**PROVIDED DATA:**
============================================================

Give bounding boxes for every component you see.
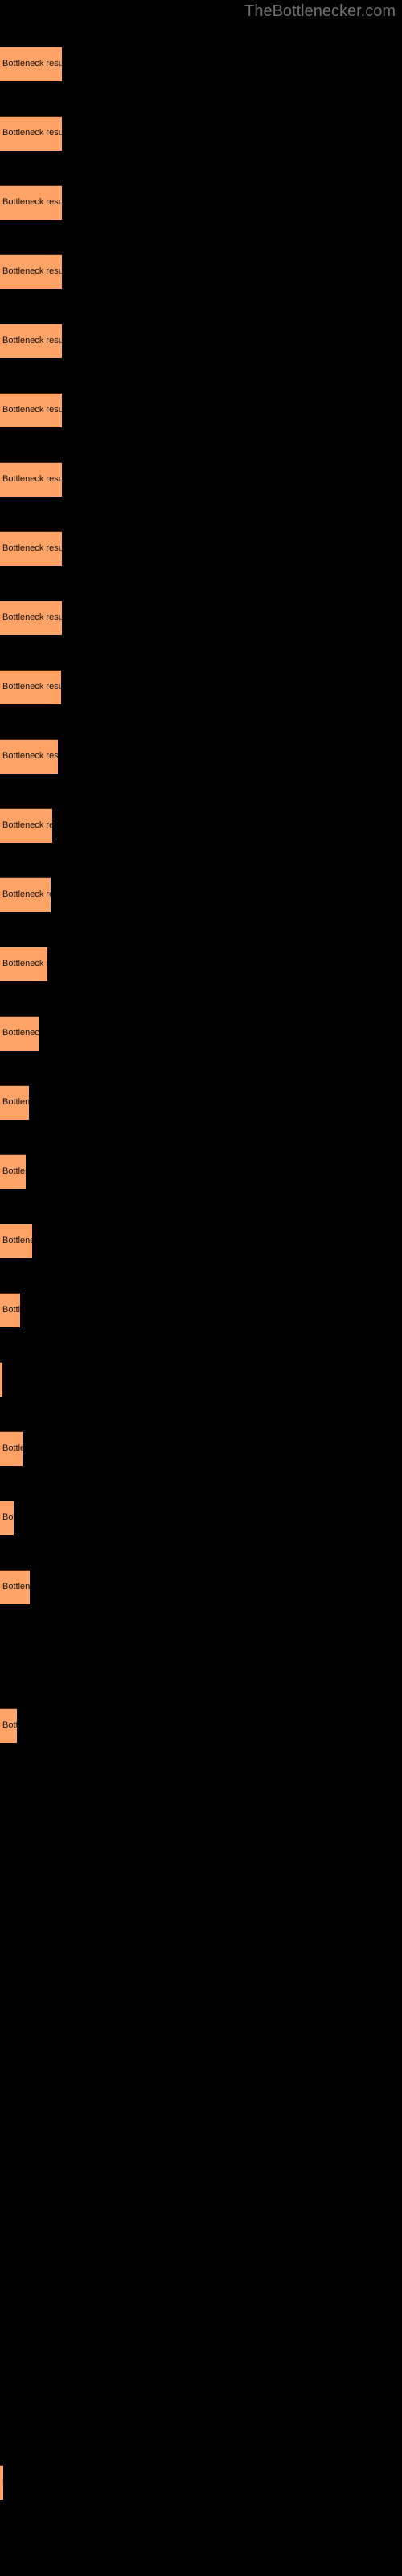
bar-rect [0,254,62,289]
bar-rect [0,670,61,704]
bar-clip: Bottleneck result [0,739,58,774]
bar-item: Bottleneck result [0,393,62,427]
bar-item: Bottleneck result [0,601,62,635]
bar-clip: Bottleneck result [0,670,61,704]
bar-item: Bottleneck result [0,1708,17,1743]
bar-item: Bottleneck result [0,1085,29,1120]
bar-item: Bottleneck result [0,254,62,289]
bar-clip: Bottleneck result [0,47,62,81]
bar-clip: Bottleneck result [0,393,62,427]
bar-rect [0,393,62,427]
bar-clip: Bottleneck result [0,531,62,566]
bar-clip: Bottleneck result [0,1085,29,1120]
bar-clip: Bottleneck result [0,254,62,289]
bar-item: Bottleneck result [0,808,52,843]
bar-item: Bottleneck result [0,1362,2,1397]
bar-clip: Bottleneck result [0,1501,14,1535]
bar-item: Bottleneck result [0,670,61,704]
bar-clip: Bottleneck result [0,1016,39,1051]
bar-clip: Bottleneck result [0,1293,20,1327]
bar-rect [0,531,62,566]
bar-clip: Bottleneck result [0,324,62,358]
bar-rect [0,462,62,497]
bar-item: Bottleneck result [0,1016,39,1051]
bar-clip: Bottleneck result [0,1570,30,1604]
bar-clip: Bottleneck result [0,116,62,151]
bar-item: Bottleneck result [0,1154,26,1189]
bar-clip: Bottleneck result [0,808,52,843]
bar-item: Bottleneck result [0,462,62,497]
bar-rect [0,739,58,774]
bar-clip: Bottleneck result [0,1224,32,1258]
bar-clip: Bottleneck result [0,1154,26,1189]
bar-item: Bottleneck result [0,2465,3,2500]
bar-rect [0,808,52,843]
bar-item: Bottleneck result [0,739,58,774]
bar-rect [0,116,62,151]
bar-item: Bottleneck result [0,1431,23,1466]
bar-rect [0,1224,32,1258]
bar-rect [0,1362,2,1397]
bar-clip: Bottleneck result [0,947,47,981]
bottleneck-bar-chart: TheBottlenecker.com Bottleneck result Bot… [0,0,402,2576]
bar-item: Bottleneck result [0,947,47,981]
bar-item: Bottleneck result [0,1570,30,1604]
bar-rect [0,1501,14,1535]
bar-clip: Bottleneck result [0,185,62,220]
bar-rect [0,2465,3,2500]
bar-item: Bottleneck result [0,47,62,81]
bar-item: Bottleneck result [0,531,62,566]
bar-item: Bottleneck result [0,1224,32,1258]
bar-clip: Bottleneck result [0,601,62,635]
bar-rect [0,947,47,981]
bar-item: Bottleneck result [0,324,62,358]
bar-rect [0,1570,30,1604]
bar-rect [0,1431,23,1466]
bar-clip: Bottleneck result [0,1362,2,1397]
bar-clip: Bottleneck result [0,462,62,497]
bar-rect [0,1016,39,1051]
bar-item: Bottleneck result [0,1501,14,1535]
bar-item: Bottleneck result [0,1293,20,1327]
bar-rect [0,1085,29,1120]
bar-item: Bottleneck result [0,116,62,151]
bar-rect [0,47,62,81]
bar-rect [0,324,62,358]
bar-clip: Bottleneck result [0,1431,23,1466]
bar-series-layer: Bottleneck result Bottleneck result Bottle… [0,0,402,2576]
bar-rect [0,1708,17,1743]
bar-clip: Bottleneck result [0,1708,17,1743]
bar-item: Bottleneck result [0,185,62,220]
bar-rect [0,877,51,912]
bar-rect [0,1293,20,1327]
bar-clip: Bottleneck result [0,877,51,912]
bar-item: Bottleneck result [0,877,51,912]
bar-rect [0,601,62,635]
bar-rect [0,185,62,220]
bar-rect [0,1154,26,1189]
bar-clip: Bottleneck result [0,2465,3,2500]
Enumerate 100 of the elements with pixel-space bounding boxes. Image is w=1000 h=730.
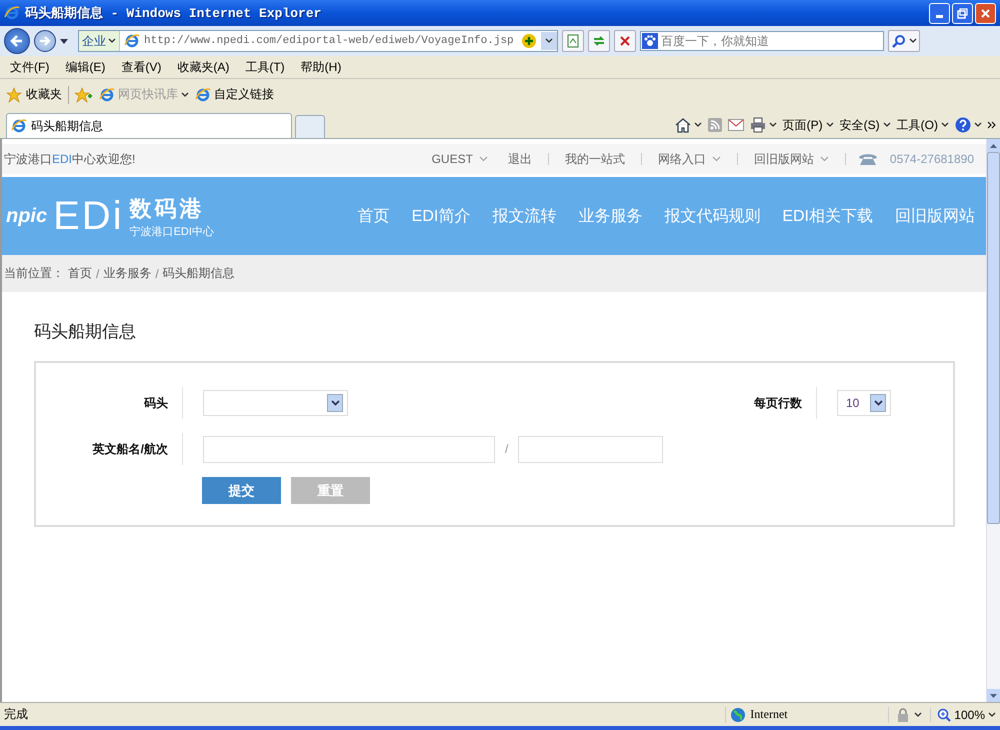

============================================================

Switch every "bar-rect" in the data above to "bar-shape" and write out all the lines again with nothing else changed. Leave the pictures out.

**RESPONSE TO THE EXERCISE:**
Give bounding boxes for every component you see.
bar-shape [0,254,62,289]
bar-shape [0,670,61,704]
bar-clip: Bottleneck result [0,739,58,774]
bar-item: Bottleneck result [0,393,62,427]
bar-item: Bottleneck result [0,601,62,635]
bar-clip: Bottleneck result [0,670,61,704]
bar-item: Bottleneck result [0,1708,17,1743]
bar-item: Bottleneck result [0,1085,29,1120]
bar-item: Bottleneck result [0,254,62,289]
bar-clip: Bottleneck result [0,47,62,81]
bar-clip: Bottleneck result [0,393,62,427]
bar-shape [0,393,62,427]
bar-clip: Bottleneck result [0,531,62,566]
bar-clip: Bottleneck result [0,1085,29,1120]
bar-clip: Bottleneck result [0,254,62,289]
bar-item: Bottleneck result [0,808,52,843]
bar-item: Bottleneck result [0,1362,2,1397]
bar-clip: Bottleneck result [0,1501,14,1535]
bar-item: Bottleneck result [0,670,61,704]
bar-clip: Bottleneck result [0,1016,39,1051]
bar-clip: Bottleneck result [0,1293,20,1327]
bar-shape [0,531,62,566]
bar-clip: Bottleneck result [0,324,62,358]
bar-shape [0,462,62,497]
bar-item: Bottleneck result [0,1016,39,1051]
bar-clip: Bottleneck result [0,1570,30,1604]
bar-clip: Bottleneck result [0,116,62,151]
bar-item: Bottleneck result [0,1154,26,1189]
bar-clip: Bottleneck result [0,808,52,843]
bar-item: Bottleneck result [0,462,62,497]
bar-shape [0,739,58,774]
bar-clip: Bottleneck result [0,1224,32,1258]
bar-clip: Bottleneck result [0,1154,26,1189]
bar-item: Bottleneck result [0,2465,3,2500]
bar-shape [0,808,52,843]
bar-item: Bottleneck result [0,739,58,774]
bar-shape [0,116,62,151]
bar-item: Bottleneck result [0,1431,23,1466]
bar-shape [0,1224,32,1258]
bar-shape [0,1362,2,1397]
bar-clip: Bottleneck result [0,947,47,981]
bottleneck-bar-chart: TheBottlenecker.com Bottleneck result Bot… [0,0,402,2576]
bar-item: Bottleneck result [0,947,47,981]
bar-item: Bottleneck result [0,1570,30,1604]
bar-shape [0,1501,14,1535]
bar-clip: Bottleneck result [0,185,62,220]
bar-shape [0,2465,3,2500]
bar-item: Bottleneck result [0,47,62,81]
bar-item: Bottleneck result [0,531,62,566]
bar-item: Bottleneck result [0,1224,32,1258]
bar-clip: Bottleneck result [0,601,62,635]
bar-shape [0,947,47,981]
bar-item: Bottleneck result [0,324,62,358]
bar-shape [0,1570,30,1604]
bar-shape [0,1431,23,1466]
bar-clip: Bottleneck result [0,1362,2,1397]
bar-clip: Bottleneck result [0,462,62,497]
bar-shape [0,1016,39,1051]
bar-item: Bottleneck result [0,1501,14,1535]
bar-item: Bottleneck result [0,1293,20,1327]
bar-shape [0,1085,29,1120]
bar-item: Bottleneck result [0,116,62,151]
bar-shape [0,47,62,81]
bar-shape [0,324,62,358]
bar-clip: Bottleneck result [0,1431,23,1466]
bar-series-layer: Bottleneck result Bottleneck result Bottle… [0,0,402,2576]
bar-shape [0,1708,17,1743]
bar-clip: Bottleneck result [0,1708,17,1743]
bar-item: Bottleneck result [0,185,62,220]
bar-shape [0,877,51,912]
bar-shape [0,1293,20,1327]
bar-clip: Bottleneck result [0,877,51,912]
bar-item: Bottleneck result [0,877,51,912]
bar-shape [0,601,62,635]
bar-shape [0,185,62,220]
bar-shape [0,1154,26,1189]
bar-clip: Bottleneck result [0,2465,3,2500]
Enumerate 100 of the elements with pixel-space bounding boxes. Image is w=1000 h=730.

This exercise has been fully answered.